Try it
The expected answer is every line from the material below that has the word "Show".
---- Supplied data
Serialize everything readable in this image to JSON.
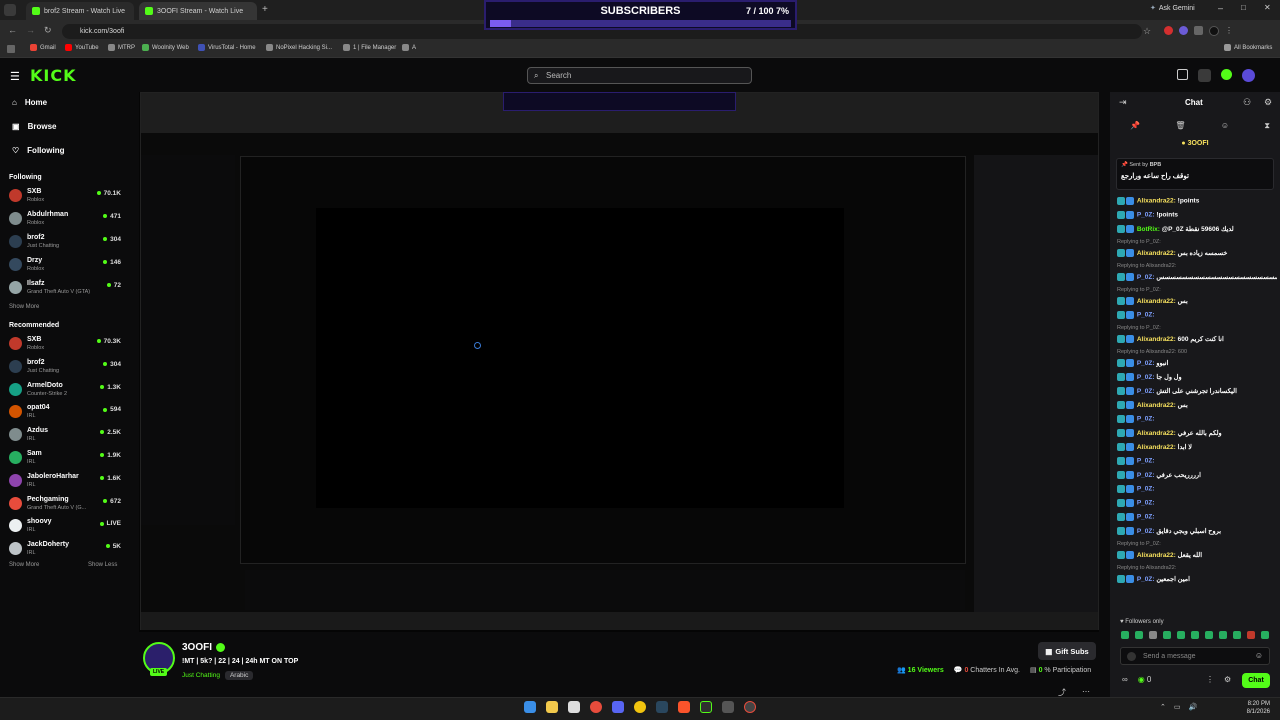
{
  "browser": {
    "tabs": [
      {
        "label": "brof2 Stream - Watch Live"
      },
      {
        "label": "3OOFI Stream - Watch Live"
      }
    ],
    "url": "kick.com/3oofi",
    "ask_gemini": "Ask Gemini",
    "bookmarks": [
      "Gmail",
      "YouTube",
      "MTRP",
      "Woolnity Web",
      "VirusTotal - Home",
      "NoPixel Hacking Si...",
      "1 | File Manager",
      "A"
    ],
    "all_bookmarks": "All Bookmarks"
  },
  "overlay": {
    "title": "SUBSCRIBERS",
    "count": "7 / 100",
    "percent_label": "7%",
    "fill_percent": 7
  },
  "header": {
    "logo": "KICK",
    "search_placeholder": "Search"
  },
  "sidebar": {
    "nav": [
      {
        "label": "Home"
      },
      {
        "label": "Browse"
      },
      {
        "label": "Following"
      }
    ],
    "following_title": "Following",
    "following": [
      {
        "name": "SXB",
        "game": "Roblox",
        "viewers": "70.1K",
        "color": "#c0392b"
      },
      {
        "name": "Abdulrhman",
        "game": "Roblox",
        "viewers": "471",
        "color": "#7f8c8d"
      },
      {
        "name": "brof2",
        "game": "Just Chatting",
        "viewers": "304",
        "color": "#2c3e50"
      },
      {
        "name": "Drzy",
        "game": "Roblox",
        "viewers": "146",
        "color": "#34495e"
      },
      {
        "name": "Ilsafz",
        "game": "Grand Theft Auto V (GTA)",
        "viewers": "72",
        "color": "#95a5a6"
      }
    ],
    "show_more": "Show More",
    "recommended_title": "Recommended",
    "recommended": [
      {
        "name": "SXB",
        "game": "Roblox",
        "viewers": "70.3K",
        "color": "#c0392b"
      },
      {
        "name": "brof2",
        "game": "Just Chatting",
        "viewers": "304",
        "color": "#2c3e50"
      },
      {
        "name": "ArmelDoto",
        "game": "Counter-Strike 2",
        "viewers": "1.3K",
        "color": "#16a085"
      },
      {
        "name": "opat04",
        "game": "IRL",
        "viewers": "594",
        "color": "#d35400"
      },
      {
        "name": "Azdus",
        "game": "IRL",
        "viewers": "2.5K",
        "color": "#7f8c8d"
      },
      {
        "name": "Sam",
        "game": "IRL",
        "viewers": "1.9K",
        "color": "#27ae60"
      },
      {
        "name": "JaboleroHarhar",
        "game": "IRL",
        "viewers": "1.6K",
        "color": "#8e44ad"
      },
      {
        "name": "Pechgaming",
        "game": "Grand Theft Auto V (G...",
        "viewers": "672",
        "color": "#e74c3c"
      },
      {
        "name": "shoovy",
        "game": "IRL",
        "viewers": "LIVE",
        "color": "#ecf0f1"
      },
      {
        "name": "JackDoherty",
        "game": "IRL",
        "viewers": "5K",
        "color": "#bdc3c7"
      }
    ],
    "show_more_2": "Show More",
    "show_less": "Show Less"
  },
  "stream": {
    "name": "3OOFI",
    "title": "!MT | 5k? | 22 | 24 | 24h MT ON TOP",
    "category": "Just Chatting",
    "tag": "Arabic",
    "live": "LIVE",
    "gift_subs": "Gift Subs",
    "viewers": "16",
    "viewers_label": "Viewers",
    "chatters": "0",
    "chatters_label": "Chatters In Avg.",
    "participation": "0",
    "participation_label": "% Participation"
  },
  "chat": {
    "title": "Chat",
    "pinned_header": "3OOFI",
    "pinned_sender": "Sent by",
    "pinned_user": "BPB",
    "pinned_text": "توقف راح ساعه ورارجع",
    "messages": [
      {
        "reply": "",
        "user": "Alixandra22:",
        "text": "!points",
        "cls": "user"
      },
      {
        "reply": "",
        "user": "P_0Z:",
        "text": "!points",
        "cls": "user2"
      },
      {
        "reply": "",
        "user": "BotRix:",
        "text": "@P_0Z لديك 59606 نقطة",
        "cls": "user3"
      },
      {
        "reply": "Replying to P_0Z:",
        "user": "Alixandra22:",
        "text": "خسمسه زياده بس",
        "cls": "user"
      },
      {
        "reply": "Replying to Alixandra22:",
        "user": "P_0Z:",
        "text": "سسسسسسسسسسسسسسسسسسسسسس",
        "cls": "user2"
      },
      {
        "reply": "Replying to P_0Z:",
        "user": "Alixandra22:",
        "text": "بس",
        "cls": "user"
      },
      {
        "reply": "",
        "user": "P_0Z:",
        "text": "",
        "cls": "user2"
      },
      {
        "reply": "Replying to P_0Z:",
        "user": "Alixandra22:",
        "text": "انا كنت كريم 600",
        "cls": "user"
      },
      {
        "reply": "Replying to Alixandra22: 600",
        "user": "P_0Z:",
        "text": "انبوو",
        "cls": "user2"
      },
      {
        "reply": "",
        "user": "P_0Z:",
        "text": "ول ول جا",
        "cls": "user2"
      },
      {
        "reply": "",
        "user": "P_0Z:",
        "text": "اليكساندرا تجرشني على التش",
        "cls": "user2"
      },
      {
        "reply": "",
        "user": "Alixandra22:",
        "text": "بس",
        "cls": "user"
      },
      {
        "reply": "",
        "user": "P_0Z:",
        "text": "",
        "cls": "user2"
      },
      {
        "reply": "",
        "user": "Alixandra22:",
        "text": "ولكم بالله عرفي",
        "cls": "user"
      },
      {
        "reply": "",
        "user": "Alixandra22:",
        "text": "لا ابدا",
        "cls": "user"
      },
      {
        "reply": "",
        "user": "P_0Z:",
        "text": "",
        "cls": "user2"
      },
      {
        "reply": "",
        "user": "P_0Z:",
        "text": "ارررريحب عرفي",
        "cls": "user2"
      },
      {
        "reply": "",
        "user": "P_0Z:",
        "text": "",
        "cls": "user2"
      },
      {
        "reply": "",
        "user": "P_0Z:",
        "text": "",
        "cls": "user2"
      },
      {
        "reply": "",
        "user": "P_0Z:",
        "text": "",
        "cls": "user2"
      },
      {
        "reply": "",
        "user": "P_0Z:",
        "text": "بروح اسبلي وبجي دقايق",
        "cls": "user2"
      },
      {
        "reply": "Replying to P_0Z:",
        "user": "Alixandra22:",
        "text": "الله يقعل",
        "cls": "user"
      },
      {
        "reply": "Replying to Alixandra22:",
        "user": "P_0Z:",
        "text": "امين اجمعين",
        "cls": "user2"
      }
    ],
    "followers_only": "Followers only",
    "send_placeholder": "Send a message",
    "points": "0",
    "chat_button": "Chat"
  },
  "taskbar": {
    "time": "8:20 PM",
    "date": "8/1/2026"
  }
}
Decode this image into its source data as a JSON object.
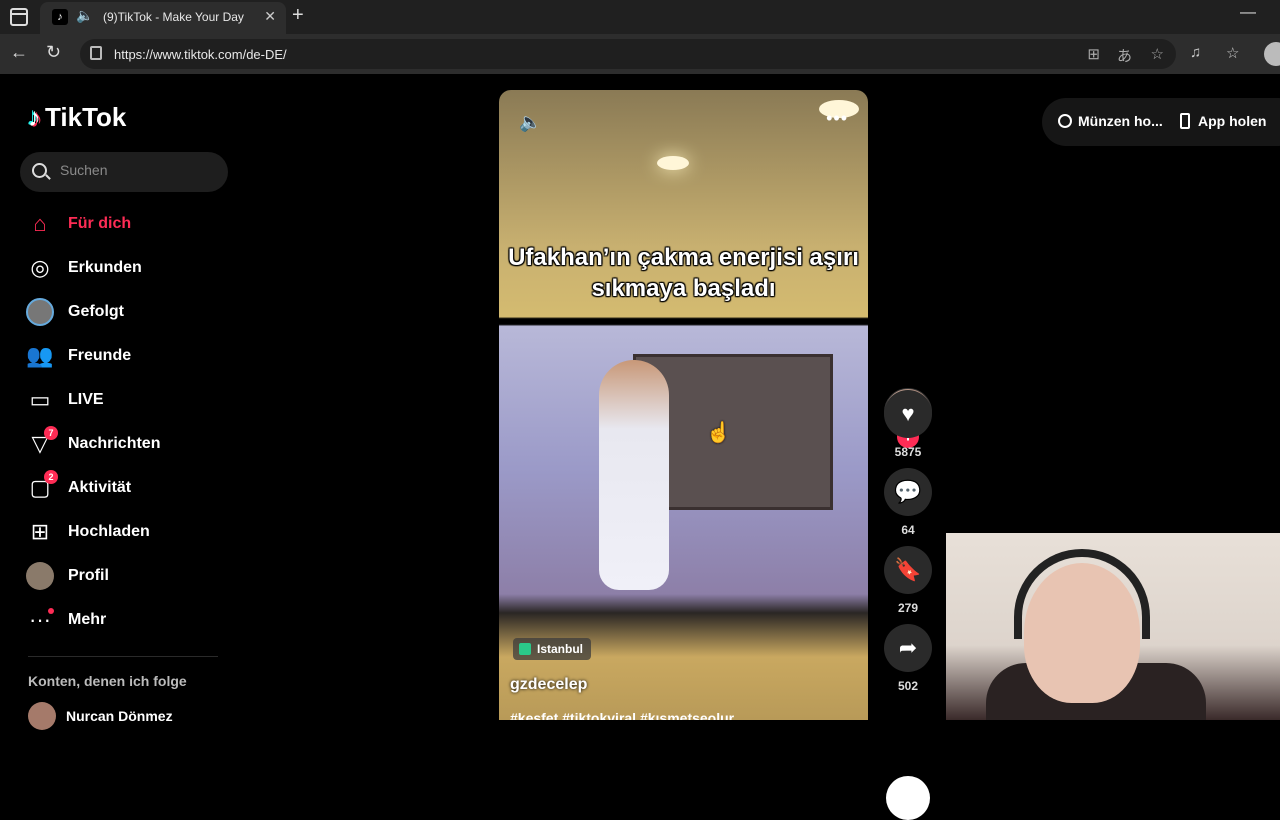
{
  "browser": {
    "tab_title": "(9)TikTok - Make Your Day",
    "url": "https://www.tiktok.com/de-DE/"
  },
  "sidebar": {
    "logo_text": "TikTok",
    "search_placeholder": "Suchen",
    "items": [
      {
        "label": "Für dich",
        "icon": "home-icon",
        "active": true
      },
      {
        "label": "Erkunden",
        "icon": "compass-icon"
      },
      {
        "label": "Gefolgt",
        "icon": "avatar-icon"
      },
      {
        "label": "Freunde",
        "icon": "friends-icon"
      },
      {
        "label": "LIVE",
        "icon": "live-icon"
      },
      {
        "label": "Nachrichten",
        "icon": "messages-icon",
        "badge": "7"
      },
      {
        "label": "Aktivität",
        "icon": "activity-icon",
        "badge": "2"
      },
      {
        "label": "Hochladen",
        "icon": "upload-icon"
      },
      {
        "label": "Profil",
        "icon": "profile-icon"
      },
      {
        "label": "Mehr",
        "icon": "more-icon"
      }
    ],
    "following_section_label": "Konten, denen ich folge",
    "following_first": "Nurcan Dönmez"
  },
  "video": {
    "caption": "Ufakhan’ın çakma enerjisi aşırı sıkmaya başladı",
    "location": "Istanbul",
    "author": "gzdecelep",
    "hashtags": "#keşfet #tiktokviral #kısmetseolur"
  },
  "actions": {
    "likes": "5875",
    "comments": "64",
    "saves": "279",
    "shares": "502"
  },
  "top_right": {
    "coins_label": "Münzen ho...",
    "app_label": "App holen"
  },
  "colors": {
    "accent": "#fe2c55"
  }
}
--------
Expected answer
    "show_more": "Show More",
    "show_more_2": "Show More",
    "show_less": "Show Less"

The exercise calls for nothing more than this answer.